### OBJECTIVE
All of the records below must be output exactly, with no pictures carried over.

### DATASET RECORDS

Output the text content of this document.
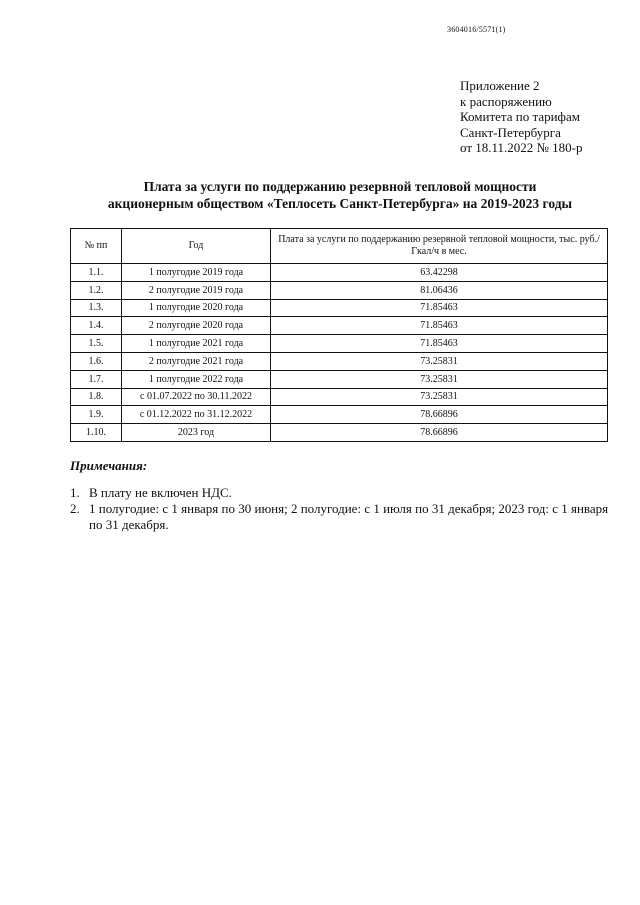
3604016/5571(1)
Приложение 2
к распоряжению
Комитета по тарифам
Санкт-Петербурга
от 18.11.2022 № 180-р
Плата за услуги по поддержанию резервной тепловой мощности
акционерным обществом «Теплосеть Санкт-Петербурга» на 2019-2023 годы
№ пп	Год	Плата за услуги по поддержанию резервной тепловой мощности, тыс. руб./Гкал/ч в мес.
1.1.	1 полугодие 2019 года	63.42298
1.2.	2 полугодие 2019 года	81.06436
1.3.	1 полугодие 2020 года	71.85463
1.4.	2 полугодие 2020 года	71.85463
1.5.	1 полугодие 2021 года	71.85463
1.6.	2 полугодие 2021 года	73.25831
1.7.	1 полугодие 2022 года	73.25831
1.8.	с 01.07.2022 по 30.11.2022	73.25831
1.9.	с 01.12.2022 по 31.12.2022	78.66896
1.10.	2023 год	78.66896
Примечания:
1. В плату не включен НДС.
2. 1 полугодие: с 1 января по 30 июня; 2 полугодие: с 1 июля по 31 декабря; 2023 год: с 1 января по 31 декабря.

### SOLVED PROBLEM
Output the text content of this document.
3604016/5571(1)
Приложение 2
к распоряжению
Комитета по тарифам
Санкт-Петербурга
от 18.11.2022 № 180-р
Плата за услуги по поддержанию резервной тепловой мощности
акционерным обществом «Теплосеть Санкт-Петербурга» на 2019-2023 годы
№ пп	Год	Плата за услуги по поддержанию резервной тепловой мощности, тыс. руб./Гкал/ч в мес.
1.1.	1 полугодие 2019 года	63.42298
1.2.	2 полугодие 2019 года	81.06436
1.3.	1 полугодие 2020 года	71.85463
1.4.	2 полугодие 2020 года	71.85463
1.5.	1 полугодие 2021 года	71.85463
1.6.	2 полугодие 2021 года	73.25831
1.7.	1 полугодие 2022 года	73.25831
1.8.	с 01.07.2022 по 30.11.2022	73.25831
1.9.	с 01.12.2022 по 31.12.2022	78.66896
1.10.	2023 год	78.66896
Примечания:
1. В плату не включен НДС.
2. 1 полугодие: с 1 января по 30 июня; 2 полугодие: с 1 июля по 31 декабря; 2023 год: с 1 января по 31 декабря.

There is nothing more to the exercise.